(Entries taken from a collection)
■ ■ ■ ■ ■ ■ ■
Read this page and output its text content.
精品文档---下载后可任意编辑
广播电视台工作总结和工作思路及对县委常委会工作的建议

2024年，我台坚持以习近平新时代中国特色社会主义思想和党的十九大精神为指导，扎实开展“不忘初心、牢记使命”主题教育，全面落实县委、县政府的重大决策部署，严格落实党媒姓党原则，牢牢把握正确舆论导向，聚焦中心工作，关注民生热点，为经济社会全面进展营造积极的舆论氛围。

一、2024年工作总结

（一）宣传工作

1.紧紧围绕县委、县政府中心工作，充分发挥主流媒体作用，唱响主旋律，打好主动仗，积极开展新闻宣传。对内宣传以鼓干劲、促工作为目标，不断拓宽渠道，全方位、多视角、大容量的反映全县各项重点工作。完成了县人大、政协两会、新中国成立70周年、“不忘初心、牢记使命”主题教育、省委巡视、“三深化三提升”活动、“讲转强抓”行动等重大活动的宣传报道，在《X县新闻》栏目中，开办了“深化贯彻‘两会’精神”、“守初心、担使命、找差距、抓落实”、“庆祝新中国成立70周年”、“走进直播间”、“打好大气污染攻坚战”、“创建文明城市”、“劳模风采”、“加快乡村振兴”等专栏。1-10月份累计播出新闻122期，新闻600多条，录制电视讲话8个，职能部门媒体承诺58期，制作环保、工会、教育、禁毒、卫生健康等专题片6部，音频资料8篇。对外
■ ■ ■ ■ ■ ■ ■
_OBJECTIVE_: From the records above, copy every line that holds the word "不忘初心".

_RESULT OF THIS TASK_:
2024年，我台坚持以习近平新时代中国特色社会主义思想和党的十九大精神为指导，扎实开展“不忘初心、牢记使命”主题教育，全面落实县委、县政府的重大决策部署，严格落实党媒姓党原则，牢牢把握正确舆论导向，聚焦中心工作，关注民生热点，为经济社会全面进展营造积极的舆论氛围。
1.紧紧围绕县委、县政府中心工作，充分发挥主流媒体作用，唱响主旋律，打好主动仗，积极开展新闻宣传。对内宣传以鼓干劲、促工作为目标，不断拓宽渠道，全方位、多视角、大容量的反映全县各项重点工作。完成了县人大、政协两会、新中国成立70周年、“不忘初心、牢记使命”主题教育、省委巡视、“三深化三提升”活动、“讲转强抓”行动等重大活动的宣传报道，在《X县新闻》栏目中，开办了“深化贯彻‘两会’精神”、“守初心、担使命、找差距、抓落实”、“庆祝新中国成立70周年”、“走进直播间”、“打好大气污染攻坚战”、“创建文明城市”、“劳模风采”、“加快乡村振兴”等专栏。1-10月份累计播出新闻122期，新闻600多条，录制电视讲话8个，职能部门媒体承诺58期，制作环保、工会、教育、禁毒、卫生健康等专题片6部，音频资料8篇。对外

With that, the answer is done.